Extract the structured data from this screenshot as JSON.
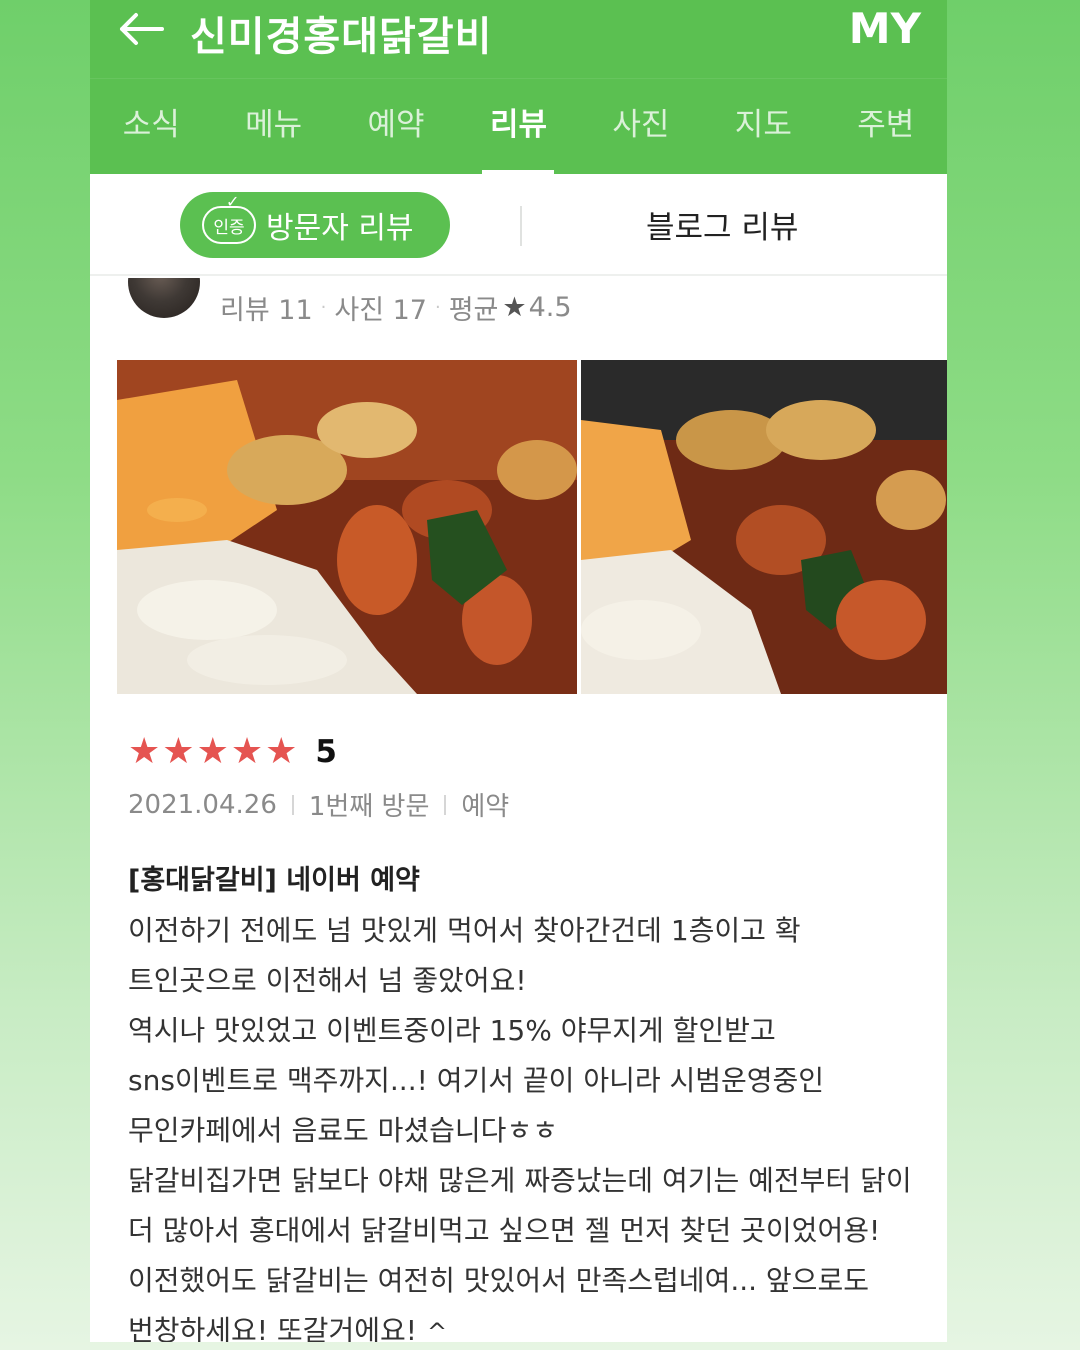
{
  "app": {
    "title": "신미경홍대닭갈비",
    "my_label": "MY"
  },
  "tabs": [
    {
      "label": "소식",
      "active": false
    },
    {
      "label": "메뉴",
      "active": false
    },
    {
      "label": "예약",
      "active": false
    },
    {
      "label": "리뷰",
      "active": true
    },
    {
      "label": "사진",
      "active": false
    },
    {
      "label": "지도",
      "active": false
    },
    {
      "label": "주변",
      "active": false
    }
  ],
  "subtabs": {
    "visitor_badge": "인증",
    "visitor_label": "방문자 리뷰",
    "blog_label": "블로그 리뷰"
  },
  "reviewer": {
    "reviews": "리뷰 11",
    "photos": "사진 17",
    "avg_label": "평균",
    "avg_star": "★",
    "avg_value": "4.5"
  },
  "review": {
    "rating": 5,
    "rating_text": "5",
    "date": "2021.04.26",
    "visit": "1번째 방문",
    "type": "예약",
    "tag": "[홍대닭갈비] 네이버 예약",
    "paragraphs": [
      "이전하기 전에도 넘 맛있게 먹어서 찾아간건데 1층이고 확 트인곳으로 이전해서 넘 좋았어요!",
      "역시나 맛있었고 이벤트중이라 15% 야무지게 할인받고 sns이벤트로 맥주까지...! 여기서 끝이 아니라 시범운영중인 무인카페에서 음료도 마셨습니다ㅎㅎ",
      "닭갈비집가면 닭보다 야채 많은게 짜증났는데 여기는 예전부터 닭이 더 많아서 홍대에서 닭갈비먹고 싶으면 젤 먼저 찾던 곳이었어용! 이전했어도 닭갈비는 여전히 맛있어서 만족스럽네여... 앞으로도 번창하세요! 또갈거에요!"
    ],
    "collapse_glyph": "^"
  },
  "colors": {
    "brand_green": "#5bc051",
    "star_red": "#e55451"
  }
}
-------------------------
• _Your instructions_:
Every line above should be returned word for word, with the pictures left behind.

• _Task solution_:
Extract the structured data from this screenshot as JSON.
{
  "app": {
    "title": "신미경홍대닭갈비",
    "my_label": "MY"
  },
  "tabs": [
    {
      "label": "소식",
      "active": false
    },
    {
      "label": "메뉴",
      "active": false
    },
    {
      "label": "예약",
      "active": false
    },
    {
      "label": "리뷰",
      "active": true
    },
    {
      "label": "사진",
      "active": false
    },
    {
      "label": "지도",
      "active": false
    },
    {
      "label": "주변",
      "active": false
    }
  ],
  "subtabs": {
    "visitor_badge": "인증",
    "visitor_label": "방문자 리뷰",
    "blog_label": "블로그 리뷰"
  },
  "reviewer": {
    "reviews": "리뷰 11",
    "photos": "사진 17",
    "avg_label": "평균",
    "avg_star": "★",
    "avg_value": "4.5"
  },
  "review": {
    "rating": 5,
    "rating_text": "5",
    "date": "2021.04.26",
    "visit": "1번째 방문",
    "type": "예약",
    "tag": "[홍대닭갈비] 네이버 예약",
    "paragraphs": [
      "이전하기 전에도 넘 맛있게 먹어서 찾아간건데 1층이고 확 트인곳으로 이전해서 넘 좋았어요!",
      "역시나 맛있었고 이벤트중이라 15% 야무지게 할인받고 sns이벤트로 맥주까지...! 여기서 끝이 아니라 시범운영중인 무인카페에서 음료도 마셨습니다ㅎㅎ",
      "닭갈비집가면 닭보다 야채 많은게 짜증났는데 여기는 예전부터 닭이 더 많아서 홍대에서 닭갈비먹고 싶으면 젤 먼저 찾던 곳이었어용! 이전했어도 닭갈비는 여전히 맛있어서 만족스럽네여... 앞으로도 번창하세요! 또갈거에요!"
    ],
    "collapse_glyph": "^"
  },
  "colors": {
    "brand_green": "#5bc051",
    "star_red": "#e55451"
  }
}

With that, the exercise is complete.